[Excerpts from a layout annotation set]

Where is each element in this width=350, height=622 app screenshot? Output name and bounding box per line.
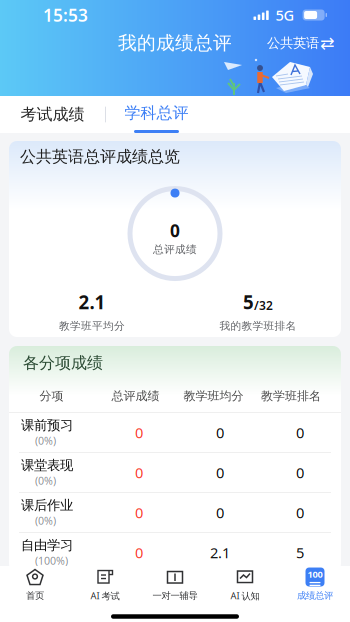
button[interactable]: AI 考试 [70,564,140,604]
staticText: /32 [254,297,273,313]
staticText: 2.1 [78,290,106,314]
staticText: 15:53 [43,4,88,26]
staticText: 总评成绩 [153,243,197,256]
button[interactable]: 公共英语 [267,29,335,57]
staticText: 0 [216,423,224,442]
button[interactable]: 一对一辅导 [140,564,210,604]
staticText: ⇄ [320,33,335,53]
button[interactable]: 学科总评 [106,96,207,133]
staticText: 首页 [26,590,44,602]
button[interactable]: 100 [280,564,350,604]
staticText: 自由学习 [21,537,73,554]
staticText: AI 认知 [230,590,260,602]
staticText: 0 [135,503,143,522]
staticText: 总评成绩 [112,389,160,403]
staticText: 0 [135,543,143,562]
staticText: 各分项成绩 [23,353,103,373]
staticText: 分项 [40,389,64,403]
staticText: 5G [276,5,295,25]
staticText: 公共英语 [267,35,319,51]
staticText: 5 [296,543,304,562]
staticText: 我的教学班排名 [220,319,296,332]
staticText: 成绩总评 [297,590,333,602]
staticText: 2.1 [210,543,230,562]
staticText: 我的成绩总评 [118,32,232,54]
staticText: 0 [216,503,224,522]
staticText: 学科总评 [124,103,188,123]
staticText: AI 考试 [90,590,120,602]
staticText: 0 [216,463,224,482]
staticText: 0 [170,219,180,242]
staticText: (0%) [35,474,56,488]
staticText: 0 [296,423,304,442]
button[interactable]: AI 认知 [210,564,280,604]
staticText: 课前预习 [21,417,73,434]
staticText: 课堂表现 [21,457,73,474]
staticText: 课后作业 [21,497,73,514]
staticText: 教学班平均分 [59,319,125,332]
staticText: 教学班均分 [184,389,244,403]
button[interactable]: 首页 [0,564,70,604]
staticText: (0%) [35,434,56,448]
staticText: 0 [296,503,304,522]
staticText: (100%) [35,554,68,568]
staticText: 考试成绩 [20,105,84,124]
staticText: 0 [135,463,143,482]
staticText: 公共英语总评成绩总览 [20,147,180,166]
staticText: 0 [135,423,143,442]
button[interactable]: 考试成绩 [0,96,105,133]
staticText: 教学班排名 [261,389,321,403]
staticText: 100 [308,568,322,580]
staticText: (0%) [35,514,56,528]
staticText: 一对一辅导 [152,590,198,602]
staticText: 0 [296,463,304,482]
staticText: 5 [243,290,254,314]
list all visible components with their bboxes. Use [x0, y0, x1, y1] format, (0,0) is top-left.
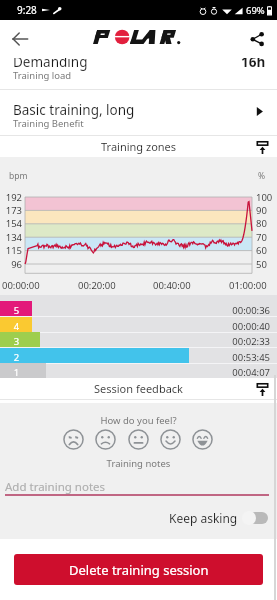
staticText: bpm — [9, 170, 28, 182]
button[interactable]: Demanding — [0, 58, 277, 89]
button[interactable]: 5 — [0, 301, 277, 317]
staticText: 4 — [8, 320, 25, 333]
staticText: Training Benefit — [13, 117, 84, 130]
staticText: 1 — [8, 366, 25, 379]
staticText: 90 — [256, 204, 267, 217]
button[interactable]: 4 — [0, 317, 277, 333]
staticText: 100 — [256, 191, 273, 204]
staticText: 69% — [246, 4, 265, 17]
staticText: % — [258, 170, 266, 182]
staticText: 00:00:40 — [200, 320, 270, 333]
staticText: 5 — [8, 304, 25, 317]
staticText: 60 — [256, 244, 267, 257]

Problem to work on >> Transcribe every row above line for line, without changing any characters, and leave out the pictures.

Problem solution >>
Where is each element in this width=350, height=622 app screenshot? Output name and bounding box per line.
button[interactable]: AI 考试 [70,564,140,604]
staticText: /32 [254,297,273,313]
staticText: 2.1 [78,290,106,314]
staticText: 15:53 [43,4,88,26]
staticText: 总评成绩 [153,243,197,256]
button[interactable]: 公共英语 [267,29,335,57]
staticText: 0 [216,423,224,442]
button[interactable]: 一对一辅导 [140,564,210,604]
staticText: ⇄ [320,33,335,53]
button[interactable]: 学科总评 [106,96,207,133]
staticText: 首页 [26,590,44,602]
button[interactable]: 100 [280,564,350,604]
staticText: 自由学习 [21,537,73,554]
staticText: AI 认知 [230,590,260,602]
staticText: 0 [135,503,143,522]
staticText: 总评成绩 [112,389,160,403]
staticText: 0 [135,543,143,562]
staticText: 各分项成绩 [23,353,103,373]
staticText: 分项 [40,389,64,403]
staticText: 5G [276,5,295,25]
staticText: 公共英语 [267,35,319,51]
staticText: 5 [296,543,304,562]
staticText: 我的教学班排名 [220,319,296,332]
staticText: 成绩总评 [297,590,333,602]
staticText: 2.1 [210,543,230,562]
staticText: 我的成绩总评 [118,32,232,54]
staticText: 0 [216,503,224,522]
staticText: 学科总评 [124,103,188,123]
staticText: AI 考试 [90,590,120,602]
staticText: 0 [216,463,224,482]
staticText: 0 [170,219,180,242]
staticText: (0%) [35,474,56,488]
staticText: 0 [296,423,304,442]
button[interactable]: AI 认知 [210,564,280,604]
staticText: 课前预习 [21,417,73,434]
staticText: 课堂表现 [21,457,73,474]
staticText: 课后作业 [21,497,73,514]
staticText: 教学班平均分 [59,319,125,332]
staticText: 教学班均分 [184,389,244,403]
button[interactable]: 首页 [0,564,70,604]
staticText: (0%) [35,434,56,448]
staticText: 0 [296,503,304,522]
staticText: (100%) [35,554,68,568]
staticText: 考试成绩 [20,105,84,124]
staticText: 0 [135,463,143,482]
staticText: 公共英语总评成绩总览 [20,147,180,166]
staticText: 0 [135,423,143,442]
button[interactable]: 考试成绩 [0,96,105,133]
staticText: 教学班排名 [261,389,321,403]
staticText: 100 [308,568,322,580]
staticText: (0%) [35,514,56,528]
staticText: 一对一辅导 [152,590,198,602]
staticText: 0 [296,463,304,482]
staticText: 5 [243,290,254,314]
list all visible components with their bboxes. Use [x0, y0, x1, y1] format, (0,0) is top-left.
staticText: bpm — [9, 170, 28, 182]
button[interactable]: Demanding — [0, 58, 277, 89]
button[interactable]: 5 — [0, 301, 277, 317]
staticText: 4 — [8, 320, 25, 333]
staticText: Training Benefit — [13, 117, 84, 130]
staticText: 1 — [8, 366, 25, 379]
staticText: 90 — [256, 204, 267, 217]
button[interactable]: 4 — [0, 317, 277, 333]
staticText: 100 — [256, 191, 273, 204]
staticText: 69% — [246, 4, 265, 17]
staticText: % — [258, 170, 266, 182]
staticText: 00:00:40 — [200, 320, 270, 333]
staticText: 5 — [8, 304, 25, 317]
staticText: 60 — [256, 244, 267, 257]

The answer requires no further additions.